Given data:
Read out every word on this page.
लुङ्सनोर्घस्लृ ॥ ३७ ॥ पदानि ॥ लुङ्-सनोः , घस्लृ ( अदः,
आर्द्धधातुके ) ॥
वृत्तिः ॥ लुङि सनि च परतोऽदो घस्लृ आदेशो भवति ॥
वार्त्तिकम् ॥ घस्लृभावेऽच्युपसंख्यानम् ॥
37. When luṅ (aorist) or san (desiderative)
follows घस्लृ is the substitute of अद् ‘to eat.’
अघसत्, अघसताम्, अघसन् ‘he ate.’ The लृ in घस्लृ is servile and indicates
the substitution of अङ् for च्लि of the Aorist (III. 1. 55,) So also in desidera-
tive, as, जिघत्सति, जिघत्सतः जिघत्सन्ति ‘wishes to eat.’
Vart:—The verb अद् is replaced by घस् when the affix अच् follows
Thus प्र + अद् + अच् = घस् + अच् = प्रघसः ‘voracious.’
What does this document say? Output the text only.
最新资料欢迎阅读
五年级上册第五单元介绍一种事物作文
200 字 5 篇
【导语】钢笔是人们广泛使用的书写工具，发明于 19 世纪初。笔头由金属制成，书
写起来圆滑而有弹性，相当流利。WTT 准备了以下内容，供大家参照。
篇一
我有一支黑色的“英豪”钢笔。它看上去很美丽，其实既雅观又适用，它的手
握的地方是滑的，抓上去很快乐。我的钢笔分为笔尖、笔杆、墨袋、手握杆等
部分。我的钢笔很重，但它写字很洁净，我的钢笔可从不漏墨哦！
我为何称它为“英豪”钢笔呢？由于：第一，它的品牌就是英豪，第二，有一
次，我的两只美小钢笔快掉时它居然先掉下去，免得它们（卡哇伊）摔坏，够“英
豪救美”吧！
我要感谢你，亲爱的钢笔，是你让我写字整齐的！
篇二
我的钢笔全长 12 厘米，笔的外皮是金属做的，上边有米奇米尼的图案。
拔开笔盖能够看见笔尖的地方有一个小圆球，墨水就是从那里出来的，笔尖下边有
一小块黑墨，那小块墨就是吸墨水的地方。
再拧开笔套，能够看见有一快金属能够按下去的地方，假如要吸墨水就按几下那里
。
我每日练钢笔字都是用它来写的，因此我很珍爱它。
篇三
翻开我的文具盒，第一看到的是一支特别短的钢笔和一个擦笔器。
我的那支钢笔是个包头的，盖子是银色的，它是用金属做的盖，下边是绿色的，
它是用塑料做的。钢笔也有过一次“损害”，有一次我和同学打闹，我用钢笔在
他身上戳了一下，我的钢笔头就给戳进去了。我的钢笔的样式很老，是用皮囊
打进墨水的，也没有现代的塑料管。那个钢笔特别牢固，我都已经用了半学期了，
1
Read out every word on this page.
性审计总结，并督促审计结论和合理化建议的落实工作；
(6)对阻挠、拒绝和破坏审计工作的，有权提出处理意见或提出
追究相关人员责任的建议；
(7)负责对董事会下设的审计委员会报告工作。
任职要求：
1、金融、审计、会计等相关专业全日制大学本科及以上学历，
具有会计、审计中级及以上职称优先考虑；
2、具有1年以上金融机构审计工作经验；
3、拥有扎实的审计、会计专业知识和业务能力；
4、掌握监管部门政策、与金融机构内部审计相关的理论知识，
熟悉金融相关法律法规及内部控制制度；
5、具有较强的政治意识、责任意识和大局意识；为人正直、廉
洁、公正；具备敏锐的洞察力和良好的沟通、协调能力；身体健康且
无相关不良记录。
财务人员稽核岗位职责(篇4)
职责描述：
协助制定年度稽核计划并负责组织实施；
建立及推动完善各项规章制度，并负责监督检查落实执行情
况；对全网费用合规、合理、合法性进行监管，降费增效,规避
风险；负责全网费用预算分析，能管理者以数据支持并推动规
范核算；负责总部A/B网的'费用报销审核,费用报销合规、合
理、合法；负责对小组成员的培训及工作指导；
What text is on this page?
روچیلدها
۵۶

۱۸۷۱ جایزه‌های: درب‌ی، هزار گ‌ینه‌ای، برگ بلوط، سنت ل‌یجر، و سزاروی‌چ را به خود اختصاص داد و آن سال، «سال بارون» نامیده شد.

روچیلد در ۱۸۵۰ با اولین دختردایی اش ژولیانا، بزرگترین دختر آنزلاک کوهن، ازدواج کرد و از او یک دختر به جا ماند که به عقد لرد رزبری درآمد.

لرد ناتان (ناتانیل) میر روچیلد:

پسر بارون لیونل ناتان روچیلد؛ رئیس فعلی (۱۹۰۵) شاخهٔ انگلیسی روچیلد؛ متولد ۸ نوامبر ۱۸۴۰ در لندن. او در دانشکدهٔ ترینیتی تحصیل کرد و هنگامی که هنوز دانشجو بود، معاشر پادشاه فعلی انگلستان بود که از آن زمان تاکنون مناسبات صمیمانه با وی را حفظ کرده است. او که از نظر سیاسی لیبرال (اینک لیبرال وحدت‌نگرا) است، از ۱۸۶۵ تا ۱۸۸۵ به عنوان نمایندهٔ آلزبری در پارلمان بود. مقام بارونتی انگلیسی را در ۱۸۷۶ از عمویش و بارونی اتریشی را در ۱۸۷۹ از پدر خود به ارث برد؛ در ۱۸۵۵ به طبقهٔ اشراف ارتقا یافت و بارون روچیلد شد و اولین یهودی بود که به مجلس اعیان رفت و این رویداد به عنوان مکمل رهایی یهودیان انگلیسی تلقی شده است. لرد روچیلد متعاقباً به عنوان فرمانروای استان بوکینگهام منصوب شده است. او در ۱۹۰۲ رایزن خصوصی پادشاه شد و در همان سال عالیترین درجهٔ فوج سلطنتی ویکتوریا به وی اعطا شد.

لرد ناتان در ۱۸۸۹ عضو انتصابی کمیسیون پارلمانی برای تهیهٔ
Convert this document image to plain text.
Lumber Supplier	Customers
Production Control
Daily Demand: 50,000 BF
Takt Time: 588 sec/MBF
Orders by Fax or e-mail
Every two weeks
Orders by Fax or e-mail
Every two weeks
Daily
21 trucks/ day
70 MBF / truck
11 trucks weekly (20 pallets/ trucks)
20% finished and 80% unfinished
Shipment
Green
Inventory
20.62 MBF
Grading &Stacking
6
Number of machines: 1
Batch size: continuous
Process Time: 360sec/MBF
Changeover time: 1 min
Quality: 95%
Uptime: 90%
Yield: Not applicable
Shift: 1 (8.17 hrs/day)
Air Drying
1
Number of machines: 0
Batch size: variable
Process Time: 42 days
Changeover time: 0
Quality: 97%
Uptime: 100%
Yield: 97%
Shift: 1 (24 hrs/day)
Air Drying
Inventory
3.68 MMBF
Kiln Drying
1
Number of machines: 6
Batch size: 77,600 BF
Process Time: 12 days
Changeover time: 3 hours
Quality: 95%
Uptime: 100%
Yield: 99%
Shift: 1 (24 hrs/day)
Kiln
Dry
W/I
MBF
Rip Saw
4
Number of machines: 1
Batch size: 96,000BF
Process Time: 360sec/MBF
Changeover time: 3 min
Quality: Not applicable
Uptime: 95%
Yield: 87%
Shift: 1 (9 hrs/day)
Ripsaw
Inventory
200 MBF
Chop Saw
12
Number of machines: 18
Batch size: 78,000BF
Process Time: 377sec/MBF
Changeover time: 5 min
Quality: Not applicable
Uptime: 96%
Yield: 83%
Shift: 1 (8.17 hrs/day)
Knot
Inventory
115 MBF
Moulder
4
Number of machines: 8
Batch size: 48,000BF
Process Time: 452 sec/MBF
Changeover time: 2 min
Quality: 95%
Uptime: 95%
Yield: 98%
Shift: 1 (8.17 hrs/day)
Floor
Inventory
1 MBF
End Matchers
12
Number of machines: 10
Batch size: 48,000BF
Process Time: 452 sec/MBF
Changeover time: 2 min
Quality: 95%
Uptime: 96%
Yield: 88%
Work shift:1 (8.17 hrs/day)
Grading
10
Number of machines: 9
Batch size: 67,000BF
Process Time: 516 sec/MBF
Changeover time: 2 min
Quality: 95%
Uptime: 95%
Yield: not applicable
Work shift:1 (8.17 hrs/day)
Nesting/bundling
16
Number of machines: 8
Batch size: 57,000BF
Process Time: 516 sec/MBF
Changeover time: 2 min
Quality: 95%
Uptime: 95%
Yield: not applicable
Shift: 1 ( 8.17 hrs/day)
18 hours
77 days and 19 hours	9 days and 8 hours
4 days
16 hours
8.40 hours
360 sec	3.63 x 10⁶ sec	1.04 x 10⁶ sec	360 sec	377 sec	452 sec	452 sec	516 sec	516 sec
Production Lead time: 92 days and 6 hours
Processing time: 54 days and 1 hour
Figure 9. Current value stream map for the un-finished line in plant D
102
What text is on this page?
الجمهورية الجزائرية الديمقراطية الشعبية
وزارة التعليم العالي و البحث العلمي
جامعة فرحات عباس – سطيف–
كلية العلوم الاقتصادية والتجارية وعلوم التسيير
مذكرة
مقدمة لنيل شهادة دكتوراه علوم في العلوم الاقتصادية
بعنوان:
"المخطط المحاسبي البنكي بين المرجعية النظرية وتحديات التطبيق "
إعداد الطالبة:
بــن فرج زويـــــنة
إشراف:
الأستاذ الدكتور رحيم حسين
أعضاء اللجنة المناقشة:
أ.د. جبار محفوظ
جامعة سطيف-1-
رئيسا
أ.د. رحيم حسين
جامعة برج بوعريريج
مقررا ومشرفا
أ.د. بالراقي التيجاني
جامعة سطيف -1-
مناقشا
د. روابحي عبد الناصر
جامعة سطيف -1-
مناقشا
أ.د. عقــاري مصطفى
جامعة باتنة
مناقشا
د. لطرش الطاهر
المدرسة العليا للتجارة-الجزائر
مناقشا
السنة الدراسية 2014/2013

Work required:
Where a line of the records above holds the word "size", copy that line.

Solution for this problem:
Batch size: continuous
Batch size: variable
Batch size: 77,600 BF
Batch size: 96,000BF
Batch size: 78,000BF
Batch size: 48,000BF
Batch size: 48,000BF
Batch size: 67,000BF
Batch size: 57,000BF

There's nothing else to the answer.